INPUT ROWS -
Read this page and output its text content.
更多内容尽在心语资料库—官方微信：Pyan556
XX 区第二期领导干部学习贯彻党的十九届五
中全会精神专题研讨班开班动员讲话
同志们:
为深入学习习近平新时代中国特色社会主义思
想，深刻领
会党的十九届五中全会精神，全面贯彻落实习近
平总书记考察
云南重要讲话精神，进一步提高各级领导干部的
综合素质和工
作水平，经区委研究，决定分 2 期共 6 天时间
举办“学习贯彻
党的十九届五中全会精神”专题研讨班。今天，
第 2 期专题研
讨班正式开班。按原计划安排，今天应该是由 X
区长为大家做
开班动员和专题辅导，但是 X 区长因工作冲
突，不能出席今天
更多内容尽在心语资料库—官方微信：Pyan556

JOB - Transcribe the records above exactly as they appear.

TASK RESPONSE -
Read this page and output its text content.
更多内容尽在心语资料库—官方微信：Pyan556
XX 区第二期领导干部学习贯彻党的十九届五
中全会精神专题研讨班开班动员讲话
同志们:
为深入学习习近平新时代中国特色社会主义思
想，深刻领
会党的十九届五中全会精神，全面贯彻落实习近
平总书记考察
云南重要讲话精神，进一步提高各级领导干部的
综合素质和工
作水平，经区委研究，决定分 2 期共 6 天时间
举办“学习贯彻
党的十九届五中全会精神”专题研讨班。今天，
第 2 期专题研
讨班正式开班。按原计划安排，今天应该是由 X
区长为大家做
开班动员和专题辅导，但是 X 区长因工作冲
突，不能出席今天
更多内容尽在心语资料库—官方微信：Pyan556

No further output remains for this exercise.